## What to do
Copy out lines with the word "把瓶内的液体体积看作与锥形高脚杯等底等高的两部分" from the material that follows.
══════════════════════════════
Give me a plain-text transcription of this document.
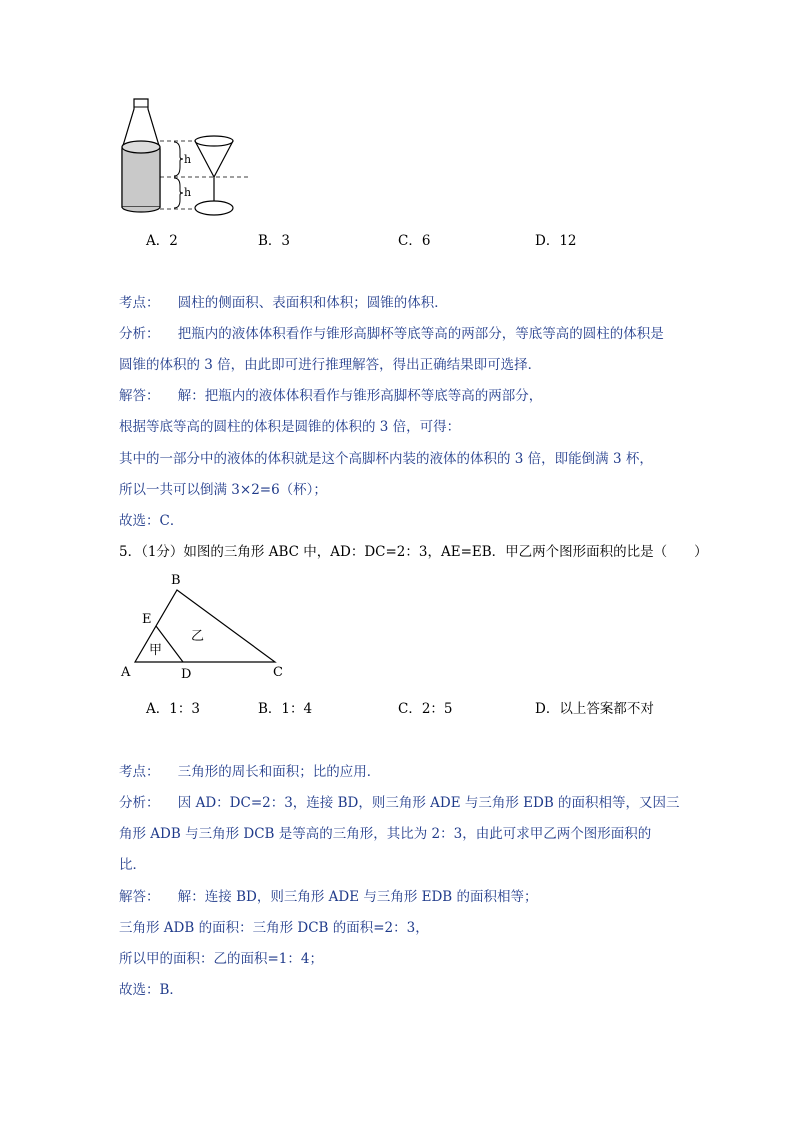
h
h
A．2	B．3	C．6	D．12
考点： 圆柱的侧面积、表面积和体积；圆锥的体积．
分析： 把瓶内的液体体积看作与锥形高脚杯等底等高的两部分，等底等高的圆柱的体积是
圆锥的体积的 3 倍，由此即可进行推理解答，得出正确结果即可选择．
解答： 解：把瓶内的液体体积看作与锥形高脚杯等底等高的两部分，
根据等底等高的圆柱的体积是圆锥的体积的 3 倍，可得：
其中的一部分中的液体的体积就是这个高脚杯内装的液体的体积的 3 倍，即能倒满 3 杯，
所以一共可以倒满 3×2=6（杯）；
故选：C．
5．（1分）如图的三角形 ABC 中，AD：DC=2：3，AE=EB．甲乙两个图形面积的比是（　　）
B
E
A	D	C
甲
乙
A．1：3	B．1：4	C．2：5	D．以上答案都不对
考点： 三角形的周长和面积；比的应用．
分析： 因 AD：DC=2：3，连接 BD，则三角形 ADE 与三角形 EDB 的面积相等，又因三
角形 ADB 与三角形 DCB 是等高的三角形，其比为 2：3，由此可求甲乙两个图形面积的
比．
解答： 解：连接 BD，则三角形 ADE 与三角形 EDB 的面积相等；
三角形 ADB 的面积：三角形 DCB 的面积=2：3，
所以甲的面积：乙的面积=1：4；
故选：B．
══════════════════════════════
## Final answer
分析： 把瓶内的液体体积看作与锥形高脚杯等底等高的两部分，等底等高的圆柱的体积是
解答： 解：把瓶内的液体体积看作与锥形高脚杯等底等高的两部分，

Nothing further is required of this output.